[Page element annotations]
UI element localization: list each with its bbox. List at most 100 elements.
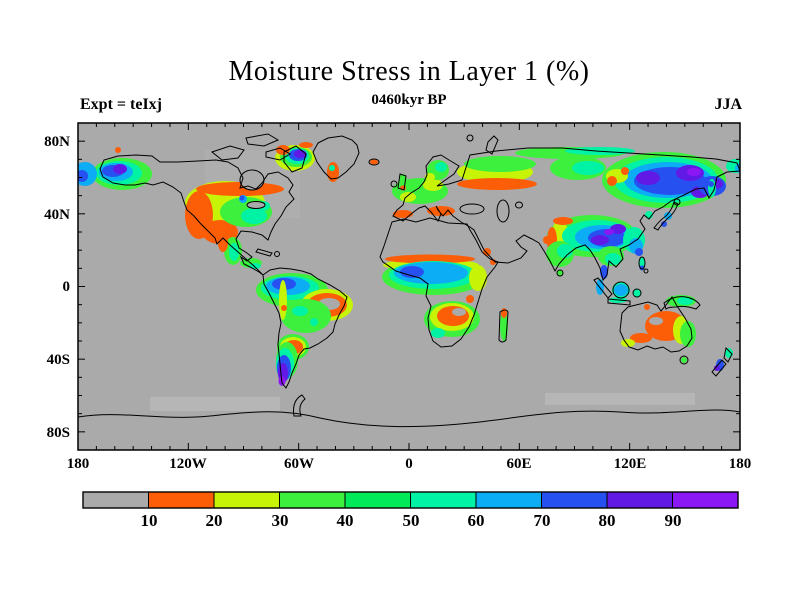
contour-blob	[241, 208, 267, 224]
colorbar-tick-label: 60	[467, 511, 485, 530]
colorbar-cell	[410, 491, 477, 509]
contour-blob	[310, 318, 318, 326]
contour-blob	[385, 254, 475, 264]
colorbar-border	[82, 491, 739, 509]
contour-blob	[557, 270, 563, 276]
contour-blob	[329, 165, 335, 171]
contour-blob	[78, 170, 88, 182]
contour-blob	[423, 179, 443, 191]
contour-blob	[370, 159, 378, 165]
colorbar-cell	[672, 491, 739, 509]
contour-blob	[553, 217, 573, 225]
contour-blob	[294, 150, 306, 158]
contour-blob	[469, 265, 487, 291]
colorbar-tick-label: 50	[402, 511, 420, 530]
contour-blob	[677, 297, 693, 305]
contour-blob	[607, 176, 617, 186]
contour-blob	[452, 308, 466, 316]
contour-blob	[457, 178, 537, 190]
contour-blob	[591, 235, 609, 245]
contour-blob	[543, 236, 551, 244]
lon-tick-label: 180	[728, 456, 752, 472]
colorbar-tick-label: 90	[664, 511, 682, 530]
contour-blob	[681, 357, 687, 363]
lat-tick-label: 40N	[44, 207, 70, 223]
contour-blob	[501, 308, 507, 318]
contour-blob	[649, 317, 663, 325]
colorbar-cell	[279, 491, 346, 509]
contour-blob	[687, 168, 701, 176]
contour-blob	[281, 299, 331, 333]
contour-blob	[483, 248, 491, 256]
contour-blob	[292, 306, 308, 316]
lon-tick-label: 120E	[613, 456, 647, 472]
contour-blob	[644, 304, 650, 310]
lakes	[239, 169, 523, 223]
contour-blob	[466, 295, 474, 303]
contour-blob	[557, 244, 573, 258]
colorbar-cell	[475, 491, 542, 509]
contour-blob	[604, 229, 614, 235]
lon-tick-label: 180	[66, 456, 90, 472]
contour-blob	[605, 253, 621, 265]
aral-sea	[515, 201, 523, 209]
contour-blob	[635, 248, 643, 256]
contour-blob	[610, 224, 626, 234]
plot-subtitle: 0460kyr BP	[371, 92, 447, 108]
colorbar-tick-label: 80	[598, 511, 616, 530]
contour-blob	[115, 147, 121, 153]
contour-fill-regions	[78, 142, 740, 386]
colorbar-cell	[213, 491, 280, 509]
lat-tick-label: 80N	[44, 134, 70, 150]
contour-blob	[435, 162, 447, 172]
contour-blob	[636, 171, 660, 185]
colorbar-tick-label: 20	[205, 511, 223, 530]
contour-blob	[614, 284, 628, 296]
contour-blob	[281, 305, 287, 311]
contour-blob	[621, 167, 629, 175]
contour-blob	[437, 306, 469, 326]
contour-blob	[630, 333, 652, 343]
contour-blob	[661, 221, 667, 227]
lat-tick-label: 0	[62, 279, 71, 295]
colorbar-cell	[344, 491, 411, 509]
colorbar	[82, 491, 739, 509]
lat-tick-label: 40S	[46, 352, 70, 368]
colorbar-tick-label: 10	[140, 511, 158, 530]
great-lakes	[246, 201, 266, 209]
contour-blob	[239, 195, 245, 201]
colorbar-cell	[606, 491, 673, 509]
colorbar-tick-label: 30	[271, 511, 289, 530]
lon-tick-label: 120W	[169, 456, 207, 472]
contour-blob	[633, 289, 641, 297]
contour-blob	[279, 280, 287, 320]
plot-title: Moisture Stress in Layer 1 (%)	[228, 56, 590, 87]
contour-blob	[196, 182, 284, 196]
experiment-label: Expt = teIxj	[80, 96, 162, 113]
contour-blob	[249, 263, 261, 269]
colorbar-cell	[541, 491, 608, 509]
contour-blob	[464, 156, 536, 172]
contour-blob	[708, 181, 714, 187]
lat-tick-label: 80S	[46, 425, 70, 441]
contour-blob	[400, 266, 424, 278]
colorbar-cell	[82, 491, 149, 509]
lon-tick-label: 0	[405, 456, 413, 472]
axis-ticks	[77, 122, 741, 451]
season-label: JJA	[714, 96, 742, 113]
contour-blob	[680, 321, 696, 347]
contour-blob	[299, 142, 313, 148]
contour-blob	[664, 212, 672, 220]
caspian-sea	[496, 199, 510, 223]
contour-blob	[400, 192, 416, 202]
colorbar-tick-label: 70	[533, 511, 551, 530]
colorbar-cell	[148, 491, 215, 509]
colorbar-tick-label: 40	[336, 511, 354, 530]
lon-tick-label: 60W	[284, 456, 314, 472]
contour-blob	[113, 164, 127, 174]
contour-blob	[218, 234, 228, 252]
contour-blob	[431, 328, 445, 338]
contour-blob	[229, 243, 239, 261]
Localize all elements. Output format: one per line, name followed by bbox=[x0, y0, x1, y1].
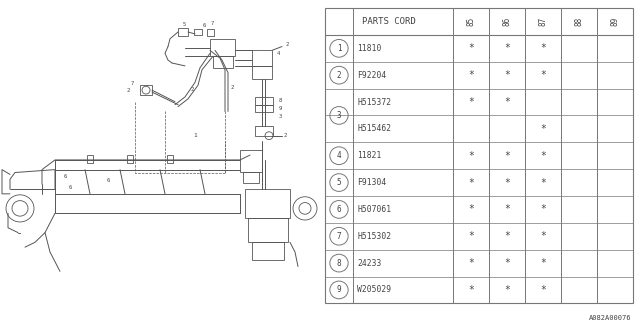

## Task description
Copy out all of the rows above line by line without any changes, and leave out the pictures.

## Result for this task
UI element localization: list each with its bbox. List at most 100 elements.
contour-blob	[241, 208, 267, 224]
colorbar-tick-label: 60	[467, 511, 485, 530]
colorbar-cell	[410, 491, 477, 509]
contour-blob	[310, 318, 318, 326]
contour-blob	[385, 254, 475, 264]
colorbar-border	[82, 491, 739, 509]
contour-blob	[557, 270, 563, 276]
contour-blob	[329, 165, 335, 171]
contour-blob	[78, 170, 88, 182]
contour-blob	[423, 179, 443, 191]
contour-blob	[370, 159, 378, 165]
colorbar-cell	[672, 491, 739, 509]
contour-blob	[553, 217, 573, 225]
contour-blob	[294, 150, 306, 158]
contour-blob	[469, 265, 487, 291]
colorbar-tick-label: 50	[402, 511, 420, 530]
contour-blob	[677, 297, 693, 305]
contour-blob	[607, 176, 617, 186]
contour-blob	[452, 308, 466, 316]
contour-blob	[457, 178, 537, 190]
contour-blob	[591, 235, 609, 245]
contour-blob	[543, 236, 551, 244]
lon-tick-label: 180	[728, 456, 752, 472]
colorbar-tick-label: 90	[664, 511, 682, 530]
contour-blob	[681, 357, 687, 363]
lat-tick-label: 40N	[44, 207, 70, 223]
contour-blob	[501, 308, 507, 318]
contour-blob	[649, 317, 663, 325]
colorbar-cell	[279, 491, 346, 509]
contour-blob	[687, 168, 701, 176]
contour-blob	[281, 299, 331, 333]
contour-blob	[483, 248, 491, 256]
contour-blob	[292, 306, 308, 316]
lon-tick-label: 120E	[613, 456, 647, 472]
contour-blob	[644, 304, 650, 310]
lakes	[239, 169, 523, 223]
contour-blob	[466, 295, 474, 303]
contour-blob	[557, 244, 573, 258]
colorbar-cell	[475, 491, 542, 509]
contour-blob	[604, 229, 614, 235]
lon-tick-label: 180	[66, 456, 90, 472]
contour-blob	[605, 253, 621, 265]
aral-sea	[515, 201, 523, 209]
contour-blob	[635, 248, 643, 256]
contour-blob	[610, 224, 626, 234]
plot-subtitle: 0460kyr BP	[371, 92, 447, 108]
colorbar-tick-label: 80	[598, 511, 616, 530]
contour-blob	[115, 147, 121, 153]
contour-fill-regions	[78, 142, 740, 386]
colorbar-cell	[213, 491, 280, 509]
lat-tick-label: 80N	[44, 134, 70, 150]
contour-blob	[435, 162, 447, 172]
contour-blob	[636, 171, 660, 185]
colorbar-tick-label: 20	[205, 511, 223, 530]
contour-blob	[614, 284, 628, 296]
contour-blob	[281, 305, 287, 311]
contour-blob	[621, 167, 629, 175]
contour-blob	[437, 306, 469, 326]
contour-blob	[630, 333, 652, 343]
contour-blob	[661, 221, 667, 227]
lat-tick-label: 0	[62, 279, 71, 295]
colorbar-cell	[344, 491, 411, 509]
colorbar	[82, 491, 739, 509]
lat-tick-label: 40S	[46, 352, 70, 368]
colorbar-tick-label: 10	[140, 511, 158, 530]
great-lakes	[246, 201, 266, 209]
contour-blob	[239, 195, 245, 201]
colorbar-cell	[606, 491, 673, 509]
colorbar-tick-label: 30	[271, 511, 289, 530]
lon-tick-label: 120W	[169, 456, 207, 472]
contour-blob	[633, 289, 641, 297]
contour-blob	[279, 280, 287, 320]
plot-title: Moisture Stress in Layer 1 (%)	[228, 56, 590, 87]
contour-blob	[196, 182, 284, 196]
experiment-label: Expt = teIxj	[80, 96, 162, 113]
contour-blob	[249, 263, 261, 269]
colorbar-cell	[541, 491, 608, 509]
contour-blob	[464, 156, 536, 172]
contour-blob	[708, 181, 714, 187]
lat-tick-label: 80S	[46, 425, 70, 441]
contour-blob	[400, 266, 424, 278]
colorbar-cell	[82, 491, 149, 509]
lon-tick-label: 0	[405, 456, 413, 472]
axis-ticks	[77, 122, 741, 451]
season-label: JJA	[714, 96, 742, 113]
contour-blob	[680, 321, 696, 347]
contour-blob	[299, 142, 313, 148]
contour-blob	[664, 212, 672, 220]
caspian-sea	[496, 199, 510, 223]
contour-blob	[400, 192, 416, 202]
colorbar-tick-label: 70	[533, 511, 551, 530]
colorbar-cell	[148, 491, 215, 509]
colorbar-tick-label: 40	[336, 511, 354, 530]
lon-tick-label: 60W	[284, 456, 314, 472]
contour-blob	[113, 164, 127, 174]
contour-blob	[218, 234, 228, 252]
contour-blob	[431, 328, 445, 338]
contour-blob	[229, 243, 239, 261]
Localize all elements. Output format: one per line, name followed by bbox=[x0, y0, x1, y1].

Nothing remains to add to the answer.